- **Exercise requirements**: Pictures stay out of the copy; restate everything else in the material exactly.
Start of Supplied data
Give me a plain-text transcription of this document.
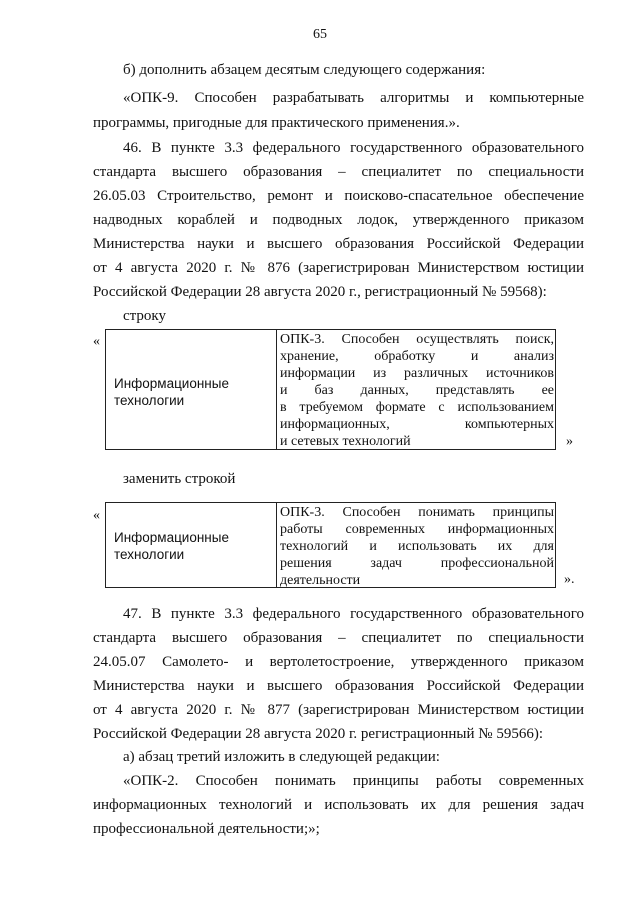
65
б) дополнить абзацем десятым следующего содержания:
«ОПК-9. Способен разрабатывать алгоритмы и компьютерные
программы, пригодные для практического применения.».
46. В пункте 3.3 федерального государственного образовательного
стандарта высшего образования – специалитет по специальности
26.05.03 Строительство, ремонт и поисково-спасательное обеспечение
надводных кораблей и подводных лодок, утвержденного приказом
Министерства науки и высшего образования Российской Федерации
от 4 августа 2020 г. № 876 (зарегистрирован Министерством юстиции
Российской Федерации 28 августа 2020 г., регистрационный № 59568):
строку
«
Информационные
технологии
ОПК-3. Способен осуществлять поиск,
хранение, обработку и анализ
информации из различных источников
и баз данных, представлять ее
в требуемом формате с использованием
информационных, компьютерных
и сетевых технологий	»
заменить строкой
«
Информационные
технологии
ОПК-3. Способен понимать принципы
работы современных информационных
технологий и использовать их для
решения задач профессиональной
деятельности	».
47. В пункте 3.3 федерального государственного образовательного
стандарта высшего образования – специалитет по специальности
24.05.07 Самолето- и вертолетостроение, утвержденного приказом
Министерства науки и высшего образования Российской Федерации
от 4 августа 2020 г. № 877 (зарегистрирован Министерством юстиции
Российской Федерации 28 августа 2020 г. регистрационный № 59566):
а) абзац третий изложить в следующей редакции:
«ОПК-2. Способен понимать принципы работы современных
информационных технологий и использовать их для решения задач
профессиональной деятельности;»;
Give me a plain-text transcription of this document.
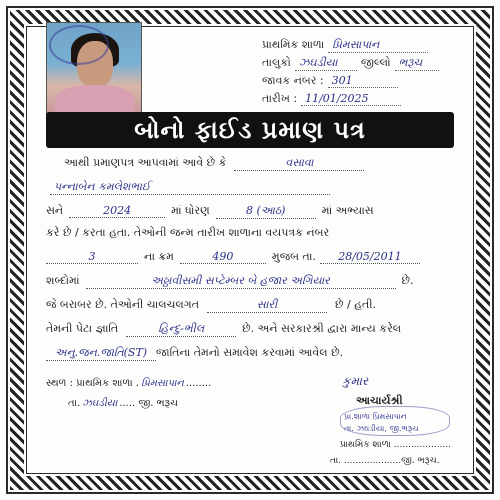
પ્રાથમિક શાળા પ્રિમસાપાન
તાલુકો ઝઘડીયા	જીલ્લો ભરૂચ
જાવક નંબર : 301
તારીખ : 11/01/2025
બોનો ફાઈડ પ્રમાણ પત્ર
આથી પ્રમાણપત્ર આપવામાં આવે છે કે	વસાવા
પન્નાબેન કમલેશભાઈ
સને	2024	માં ધોરણ	8 (આઠ)	માં અભ્યાસ
કરે છે / કરતા હતા. તેઓની જન્મ તારીખ શાળાના વયપત્રક નંબર
3	ના ક્રમ	490	મુજબ તા.	28/05/2011
શબ્દોમાં	અઠ્ઠાવીસમી સપ્ટેમ્બર બે હજાર અગિયાર	છે.
જે બરાબર છે. તેઓની ચાલચલગત	સારી	છે / હતી.
તેમની પેટા જ્ઞાતિ	હિન્દુ-ભીલ	છે. અને સરકારશ્રી દ્વારા માન્ય કરેલ
અનુ.જન.જાતિ(ST) જાતિના તેમનો સમાવેશ કરવામાં આવેલ છે.
સ્થળ : પ્રાથમિક શાળા . પ્રિમસાપાન ........
તા. ઝઘડીયા ..... જી. ભરૂચ
કુમાર
આચાર્યશ્રી
પ્રા.શાળા પ્રિમસાપાન
તા. ઝઘડીયા, જી.ભરૂચ
પ્રાથમિક શાળા ....................
તા. ....................જી. ભરૂચ.
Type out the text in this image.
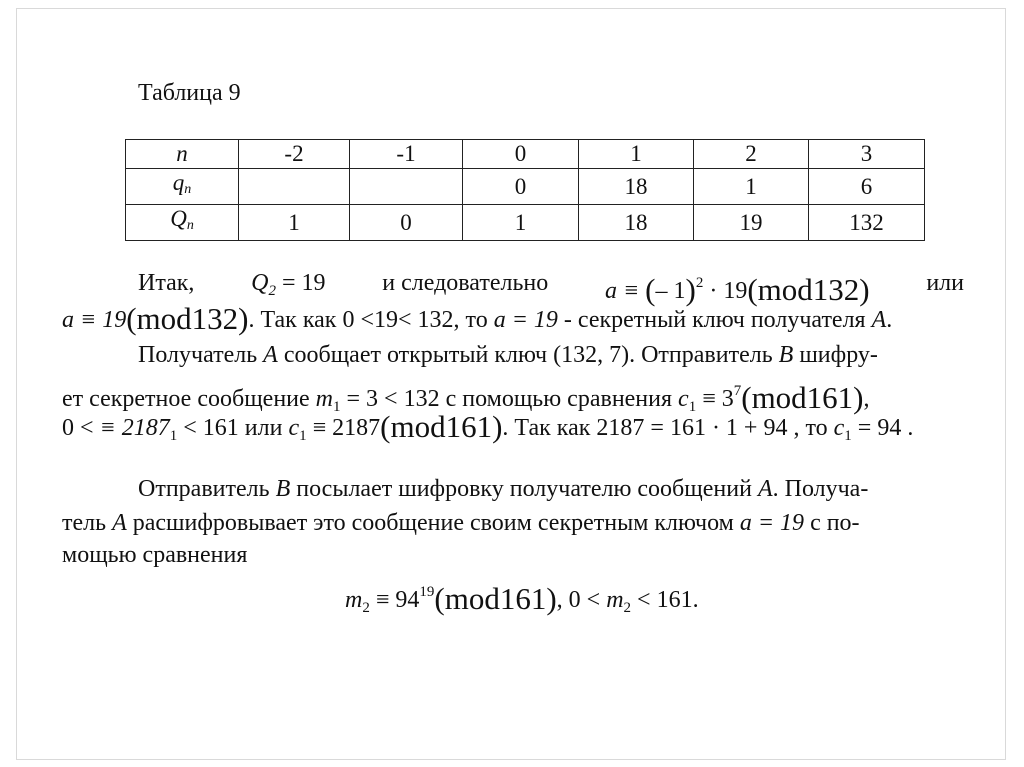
Таблица 9
n	-2	-1	0	1	2	3
$q_n$			0	18	1	6
$Q_n$	1	0	1	18	19	132
Итак, $Q_2 = 19$ и следовательно a ≡ (– 1)$^2$ · 19(mod132) или
a ≡ 19(mod132). Так как 0 <19< 132, то a = 19 - секретный ключ получателя A.
Получатель A сообщает открытый ключ (132, 7). Отправитель B шифру-
ет секретное сообщение $m_1 = 3 < 132$ с помощью сравнения $c_1 \equiv 3^7(mod161)$,
0 < ≡ $2187_1 < 161$ или $c_1 \equiv 2187(mod161)$. Так как 2187 = 161 · 1 + 94 , то $c_1 = 94$ .
Отправитель B посылает шифровку получателю сообщений A. Получа-
тель A расшифровывает это сообщение своим секретным ключом a = 19 с по-
мощью сравнения
$m_2 \equiv 94^{19}(mod161)$, $0 < m_2 < 161$.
End of Supplied data
- **Correct output**:
Give me a plain-text transcription of this document.
65
б) дополнить абзацем десятым следующего содержания:
«ОПК-9. Способен разрабатывать алгоритмы и компьютерные
программы, пригодные для практического применения.».
46. В пункте 3.3 федерального государственного образовательного
стандарта высшего образования – специалитет по специальности
26.05.03 Строительство, ремонт и поисково-спасательное обеспечение
надводных кораблей и подводных лодок, утвержденного приказом
Министерства науки и высшего образования Российской Федерации
от 4 августа 2020 г. № 876 (зарегистрирован Министерством юстиции
Российской Федерации 28 августа 2020 г., регистрационный № 59568):
строку
«
Информационные
технологии
ОПК-3. Способен осуществлять поиск,
хранение, обработку и анализ
информации из различных источников
и баз данных, представлять ее
в требуемом формате с использованием
информационных, компьютерных
и сетевых технологий	»
заменить строкой
«
Информационные
технологии
ОПК-3. Способен понимать принципы
работы современных информационных
технологий и использовать их для
решения задач профессиональной
деятельности	».
47. В пункте 3.3 федерального государственного образовательного
стандарта высшего образования – специалитет по специальности
24.05.07 Самолето- и вертолетостроение, утвержденного приказом
Министерства науки и высшего образования Российской Федерации
от 4 августа 2020 г. № 877 (зарегистрирован Министерством юстиции
Российской Федерации 28 августа 2020 г. регистрационный № 59566):
а) абзац третий изложить в следующей редакции:
«ОПК-2. Способен понимать принципы работы современных
информационных технологий и использовать их для решения задач
профессиональной деятельности;»;
Give me a plain-text transcription of this document.
પ્રાથમિક શાળા પ્રિમસાપાન
તાલુકો ઝઘડીયા	જીલ્લો ભરૂચ
જાવક નંબર : 301
તારીખ : 11/01/2025
બોનો ફાઈડ પ્રમાણ પત્ર
આથી પ્રમાણપત્ર આપવામાં આવે છે કે	વસાવા
પન્નાબેન કમલેશભાઈ
સને	2024	માં ધોરણ	8 (આઠ)	માં અભ્યાસ
કરે છે / કરતા હતા. તેઓની જન્મ તારીખ શાળાના વયપત્રક નંબર
3	ના ક્રમ	490	મુજબ તા.	28/05/2011
શબ્દોમાં	અઠ્ઠાવીસમી સપ્ટેમ્બર બે હજાર અગિયાર	છે.
જે બરાબર છે. તેઓની ચાલચલગત	સારી	છે / હતી.
તેમની પેટા જ્ઞાતિ	હિન્દુ-ભીલ	છે. અને સરકારશ્રી દ્વારા માન્ય કરેલ
અનુ.જન.જાતિ(ST) જાતિના તેમનો સમાવેશ કરવામાં આવેલ છે.
સ્થળ : પ્રાથમિક શાળા . પ્રિમસાપાન ........
તા. ઝઘડીયા ..... જી. ભરૂચ
કુમાર
આચાર્યશ્રી
પ્રા.શાળા પ્રિમસાપાન
તા. ઝઘડીયા, જી.ભરૂચ
પ્રાથમિક શાળા ....................
તા. ....................જી. ભરૂચ.
Type out the text in this image.
Таблица 9
n	-2	-1	0	1	2	3
$q_n$			0	18	1	6
$Q_n$	1	0	1	18	19	132
Итак, $Q_2 = 19$ и следовательно a ≡ (– 1)$^2$ · 19(mod132) или
a ≡ 19(mod132). Так как 0 <19< 132, то a = 19 - секретный ключ получателя A.
Получатель A сообщает открытый ключ (132, 7). Отправитель B шифру-
ет секретное сообщение $m_1 = 3 < 132$ с помощью сравнения $c_1 \equiv 3^7(mod161)$,
0 < ≡ $2187_1 < 161$ или $c_1 \equiv 2187(mod161)$. Так как 2187 = 161 · 1 + 94 , то $c_1 = 94$ .
Отправитель B посылает шифровку получателю сообщений A. Получа-
тель A расшифровывает это сообщение своим секретным ключом a = 19 с по-
мощью сравнения
$m_2 \equiv 94^{19}(mod161)$, $0 < m_2 < 161$.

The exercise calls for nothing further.